::: Information supplied

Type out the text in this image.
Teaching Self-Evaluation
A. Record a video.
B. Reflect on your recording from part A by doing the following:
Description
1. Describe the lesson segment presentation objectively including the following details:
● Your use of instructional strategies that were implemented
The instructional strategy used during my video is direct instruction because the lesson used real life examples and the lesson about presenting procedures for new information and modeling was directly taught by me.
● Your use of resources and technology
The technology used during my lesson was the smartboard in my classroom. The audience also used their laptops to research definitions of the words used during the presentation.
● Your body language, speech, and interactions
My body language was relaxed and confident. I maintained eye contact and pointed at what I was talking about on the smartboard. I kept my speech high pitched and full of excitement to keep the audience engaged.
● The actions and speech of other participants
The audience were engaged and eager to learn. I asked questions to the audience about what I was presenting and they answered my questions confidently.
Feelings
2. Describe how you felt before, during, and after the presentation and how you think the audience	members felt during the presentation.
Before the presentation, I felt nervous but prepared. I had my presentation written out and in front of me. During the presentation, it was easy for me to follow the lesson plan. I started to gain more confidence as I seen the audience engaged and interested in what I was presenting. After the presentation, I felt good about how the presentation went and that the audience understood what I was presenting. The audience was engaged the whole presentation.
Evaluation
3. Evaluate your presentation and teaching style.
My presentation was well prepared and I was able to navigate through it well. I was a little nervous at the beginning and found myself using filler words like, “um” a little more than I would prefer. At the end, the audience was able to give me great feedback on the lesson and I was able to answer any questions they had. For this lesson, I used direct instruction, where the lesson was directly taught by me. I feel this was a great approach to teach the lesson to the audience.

::::::
::: Information supplied

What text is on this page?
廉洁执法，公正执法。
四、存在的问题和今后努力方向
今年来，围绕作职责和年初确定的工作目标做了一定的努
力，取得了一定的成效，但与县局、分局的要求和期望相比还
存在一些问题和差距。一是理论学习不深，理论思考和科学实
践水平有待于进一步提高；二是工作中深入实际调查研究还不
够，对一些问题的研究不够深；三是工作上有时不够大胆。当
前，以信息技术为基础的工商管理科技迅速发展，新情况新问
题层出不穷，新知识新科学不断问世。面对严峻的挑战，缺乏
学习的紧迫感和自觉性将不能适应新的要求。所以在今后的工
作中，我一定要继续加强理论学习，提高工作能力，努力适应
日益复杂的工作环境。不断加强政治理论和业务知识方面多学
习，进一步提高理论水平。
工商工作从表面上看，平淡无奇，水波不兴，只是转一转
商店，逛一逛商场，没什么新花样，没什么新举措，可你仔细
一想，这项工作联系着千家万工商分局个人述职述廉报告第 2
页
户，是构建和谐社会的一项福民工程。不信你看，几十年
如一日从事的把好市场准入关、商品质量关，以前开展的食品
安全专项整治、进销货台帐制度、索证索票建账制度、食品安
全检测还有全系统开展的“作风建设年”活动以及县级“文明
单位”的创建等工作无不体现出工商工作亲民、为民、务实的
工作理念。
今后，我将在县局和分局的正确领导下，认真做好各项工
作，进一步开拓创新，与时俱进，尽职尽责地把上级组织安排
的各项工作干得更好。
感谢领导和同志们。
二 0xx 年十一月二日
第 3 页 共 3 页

::::::
::: Information supplied

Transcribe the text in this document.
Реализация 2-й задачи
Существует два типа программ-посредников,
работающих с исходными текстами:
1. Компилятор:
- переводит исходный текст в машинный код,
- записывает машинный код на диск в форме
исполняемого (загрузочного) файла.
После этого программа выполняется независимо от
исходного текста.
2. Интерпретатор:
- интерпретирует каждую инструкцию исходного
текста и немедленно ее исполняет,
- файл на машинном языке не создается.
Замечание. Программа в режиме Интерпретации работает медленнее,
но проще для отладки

::::::

### Goal:
Work out how many lines in the records above contain the word "speech", and give only that number.

### Answer to this problem:
3